=== Task material ===

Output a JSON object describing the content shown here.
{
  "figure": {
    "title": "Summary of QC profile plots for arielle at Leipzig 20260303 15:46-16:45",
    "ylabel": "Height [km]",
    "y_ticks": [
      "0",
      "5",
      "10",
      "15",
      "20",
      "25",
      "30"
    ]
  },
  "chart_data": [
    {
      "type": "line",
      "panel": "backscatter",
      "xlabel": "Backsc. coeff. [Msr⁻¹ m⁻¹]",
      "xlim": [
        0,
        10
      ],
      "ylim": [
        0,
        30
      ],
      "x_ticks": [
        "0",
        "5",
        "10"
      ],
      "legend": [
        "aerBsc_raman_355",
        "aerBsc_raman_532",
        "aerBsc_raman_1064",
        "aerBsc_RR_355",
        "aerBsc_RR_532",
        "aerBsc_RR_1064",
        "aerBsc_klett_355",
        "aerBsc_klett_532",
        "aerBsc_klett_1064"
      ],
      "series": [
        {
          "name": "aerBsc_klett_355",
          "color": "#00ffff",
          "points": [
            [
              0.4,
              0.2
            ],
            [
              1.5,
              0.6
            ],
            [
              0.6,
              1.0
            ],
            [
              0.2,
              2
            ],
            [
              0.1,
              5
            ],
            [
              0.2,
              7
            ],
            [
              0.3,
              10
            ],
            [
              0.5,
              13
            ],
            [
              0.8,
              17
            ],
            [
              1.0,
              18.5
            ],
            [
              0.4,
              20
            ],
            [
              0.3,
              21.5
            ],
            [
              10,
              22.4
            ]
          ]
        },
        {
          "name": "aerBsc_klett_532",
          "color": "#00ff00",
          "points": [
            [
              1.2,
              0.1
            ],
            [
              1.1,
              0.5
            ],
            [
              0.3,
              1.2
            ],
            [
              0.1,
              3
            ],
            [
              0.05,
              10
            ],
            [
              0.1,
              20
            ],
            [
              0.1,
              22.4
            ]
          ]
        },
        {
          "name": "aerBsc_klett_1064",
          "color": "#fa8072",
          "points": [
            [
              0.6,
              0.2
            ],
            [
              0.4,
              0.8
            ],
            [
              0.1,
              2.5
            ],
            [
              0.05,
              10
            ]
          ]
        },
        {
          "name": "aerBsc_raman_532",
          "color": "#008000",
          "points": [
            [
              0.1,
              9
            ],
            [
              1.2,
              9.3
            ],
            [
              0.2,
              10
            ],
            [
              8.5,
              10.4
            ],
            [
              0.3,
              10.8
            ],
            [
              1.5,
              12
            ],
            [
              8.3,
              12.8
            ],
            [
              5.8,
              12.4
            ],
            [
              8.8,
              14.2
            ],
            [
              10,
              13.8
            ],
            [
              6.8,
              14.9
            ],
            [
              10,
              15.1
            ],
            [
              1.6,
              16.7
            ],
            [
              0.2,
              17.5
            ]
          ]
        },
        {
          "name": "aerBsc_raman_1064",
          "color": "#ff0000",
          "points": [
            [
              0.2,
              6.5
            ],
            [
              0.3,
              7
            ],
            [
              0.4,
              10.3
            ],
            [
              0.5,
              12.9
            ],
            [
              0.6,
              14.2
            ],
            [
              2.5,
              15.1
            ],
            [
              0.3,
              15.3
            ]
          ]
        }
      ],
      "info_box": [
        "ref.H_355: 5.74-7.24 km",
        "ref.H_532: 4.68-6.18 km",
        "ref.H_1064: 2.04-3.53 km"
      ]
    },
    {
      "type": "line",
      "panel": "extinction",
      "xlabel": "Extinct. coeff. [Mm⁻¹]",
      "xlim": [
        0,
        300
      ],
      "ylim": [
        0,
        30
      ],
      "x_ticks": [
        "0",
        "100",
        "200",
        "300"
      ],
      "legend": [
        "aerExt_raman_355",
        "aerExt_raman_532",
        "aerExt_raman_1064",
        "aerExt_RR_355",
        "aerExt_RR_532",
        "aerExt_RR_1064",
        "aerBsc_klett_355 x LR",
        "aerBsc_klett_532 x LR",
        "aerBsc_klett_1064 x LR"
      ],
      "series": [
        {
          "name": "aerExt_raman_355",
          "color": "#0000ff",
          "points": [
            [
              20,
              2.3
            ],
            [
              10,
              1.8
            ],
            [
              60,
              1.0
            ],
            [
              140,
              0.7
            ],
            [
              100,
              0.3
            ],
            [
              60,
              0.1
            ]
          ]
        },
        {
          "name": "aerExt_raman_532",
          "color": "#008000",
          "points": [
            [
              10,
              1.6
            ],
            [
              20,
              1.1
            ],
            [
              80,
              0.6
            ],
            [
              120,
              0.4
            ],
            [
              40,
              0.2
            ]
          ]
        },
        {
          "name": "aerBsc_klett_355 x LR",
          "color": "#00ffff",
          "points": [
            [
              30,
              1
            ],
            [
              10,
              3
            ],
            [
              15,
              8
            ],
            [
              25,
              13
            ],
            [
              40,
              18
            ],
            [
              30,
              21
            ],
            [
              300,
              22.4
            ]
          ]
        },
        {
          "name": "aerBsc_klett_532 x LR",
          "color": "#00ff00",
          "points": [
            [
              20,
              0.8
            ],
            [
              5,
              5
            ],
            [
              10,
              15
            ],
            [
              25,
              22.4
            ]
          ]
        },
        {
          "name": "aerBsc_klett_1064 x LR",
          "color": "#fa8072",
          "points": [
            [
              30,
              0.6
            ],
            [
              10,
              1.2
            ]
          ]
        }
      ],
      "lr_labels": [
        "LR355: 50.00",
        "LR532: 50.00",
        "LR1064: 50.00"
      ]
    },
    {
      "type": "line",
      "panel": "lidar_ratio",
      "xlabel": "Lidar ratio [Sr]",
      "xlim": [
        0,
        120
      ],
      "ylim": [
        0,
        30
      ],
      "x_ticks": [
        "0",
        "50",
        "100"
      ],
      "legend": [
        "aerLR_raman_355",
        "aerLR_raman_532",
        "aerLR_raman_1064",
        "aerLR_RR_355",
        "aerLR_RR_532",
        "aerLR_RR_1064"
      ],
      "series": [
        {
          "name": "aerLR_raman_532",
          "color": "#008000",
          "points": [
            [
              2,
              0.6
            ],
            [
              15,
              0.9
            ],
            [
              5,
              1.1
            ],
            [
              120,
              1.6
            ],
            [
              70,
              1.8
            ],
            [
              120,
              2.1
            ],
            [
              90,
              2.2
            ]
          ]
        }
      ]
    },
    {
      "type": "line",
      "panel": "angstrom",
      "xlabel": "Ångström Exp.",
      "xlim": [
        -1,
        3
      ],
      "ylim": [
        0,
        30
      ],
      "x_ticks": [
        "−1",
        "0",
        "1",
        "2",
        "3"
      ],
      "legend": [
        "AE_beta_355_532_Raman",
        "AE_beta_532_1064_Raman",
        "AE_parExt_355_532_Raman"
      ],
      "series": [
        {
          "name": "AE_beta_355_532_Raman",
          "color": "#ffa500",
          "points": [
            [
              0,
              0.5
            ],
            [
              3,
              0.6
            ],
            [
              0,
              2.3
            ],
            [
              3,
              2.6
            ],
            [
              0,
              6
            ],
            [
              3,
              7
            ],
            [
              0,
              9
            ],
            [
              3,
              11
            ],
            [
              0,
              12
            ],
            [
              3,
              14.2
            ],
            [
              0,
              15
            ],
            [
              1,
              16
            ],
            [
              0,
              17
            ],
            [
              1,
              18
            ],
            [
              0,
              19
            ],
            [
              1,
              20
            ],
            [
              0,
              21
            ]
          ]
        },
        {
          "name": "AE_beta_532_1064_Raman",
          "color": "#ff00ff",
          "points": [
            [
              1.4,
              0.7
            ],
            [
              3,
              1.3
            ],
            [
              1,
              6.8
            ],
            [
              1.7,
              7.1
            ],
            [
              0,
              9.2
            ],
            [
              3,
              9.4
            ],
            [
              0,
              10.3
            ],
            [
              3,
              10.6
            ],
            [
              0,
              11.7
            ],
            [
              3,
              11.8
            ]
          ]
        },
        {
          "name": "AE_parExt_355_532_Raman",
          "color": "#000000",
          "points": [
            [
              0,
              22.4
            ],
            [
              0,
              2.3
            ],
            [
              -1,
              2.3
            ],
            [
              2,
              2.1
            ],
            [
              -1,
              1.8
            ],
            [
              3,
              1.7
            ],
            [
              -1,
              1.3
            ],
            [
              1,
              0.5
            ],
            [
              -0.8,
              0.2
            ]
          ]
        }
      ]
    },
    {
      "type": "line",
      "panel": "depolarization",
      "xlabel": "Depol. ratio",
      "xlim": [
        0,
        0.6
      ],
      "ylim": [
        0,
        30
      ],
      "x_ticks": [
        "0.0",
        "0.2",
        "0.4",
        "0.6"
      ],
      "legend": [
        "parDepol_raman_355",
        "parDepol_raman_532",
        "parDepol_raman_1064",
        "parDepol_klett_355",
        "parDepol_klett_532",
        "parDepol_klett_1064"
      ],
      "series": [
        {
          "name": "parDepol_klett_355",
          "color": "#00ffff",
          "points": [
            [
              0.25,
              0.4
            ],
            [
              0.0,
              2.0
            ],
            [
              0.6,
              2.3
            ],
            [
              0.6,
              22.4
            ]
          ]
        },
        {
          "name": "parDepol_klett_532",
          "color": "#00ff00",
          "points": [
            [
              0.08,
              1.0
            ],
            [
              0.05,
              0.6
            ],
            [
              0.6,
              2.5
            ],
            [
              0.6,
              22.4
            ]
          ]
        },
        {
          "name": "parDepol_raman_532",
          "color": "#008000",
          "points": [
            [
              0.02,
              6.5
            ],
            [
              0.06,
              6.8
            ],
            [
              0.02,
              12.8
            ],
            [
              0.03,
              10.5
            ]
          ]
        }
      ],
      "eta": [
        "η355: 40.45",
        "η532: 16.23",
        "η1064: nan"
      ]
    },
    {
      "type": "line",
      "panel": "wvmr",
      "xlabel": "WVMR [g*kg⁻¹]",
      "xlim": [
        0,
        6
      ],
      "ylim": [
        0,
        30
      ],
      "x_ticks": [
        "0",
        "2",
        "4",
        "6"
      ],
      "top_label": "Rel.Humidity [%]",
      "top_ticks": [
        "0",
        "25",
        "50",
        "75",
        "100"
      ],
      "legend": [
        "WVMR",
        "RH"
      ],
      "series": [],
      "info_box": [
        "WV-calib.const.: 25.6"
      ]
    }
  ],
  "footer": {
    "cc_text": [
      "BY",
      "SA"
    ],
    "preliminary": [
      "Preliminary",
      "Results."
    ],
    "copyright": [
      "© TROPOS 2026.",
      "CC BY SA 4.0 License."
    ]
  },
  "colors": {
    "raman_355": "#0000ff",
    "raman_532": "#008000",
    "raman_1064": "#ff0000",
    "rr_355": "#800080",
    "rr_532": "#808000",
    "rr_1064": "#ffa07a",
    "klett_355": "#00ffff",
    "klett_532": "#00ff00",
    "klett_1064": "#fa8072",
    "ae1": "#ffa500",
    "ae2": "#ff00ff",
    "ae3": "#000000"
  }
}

===

Goal of the exercise: Every line holding "panel" should be copied out.

Exercise solution:
      "panel": "backscatter",
      "panel": "extinction",
      "panel": "lidar_ratio",
      "panel": "angstrom",
      "panel": "depolarization",
      "panel": "wvmr",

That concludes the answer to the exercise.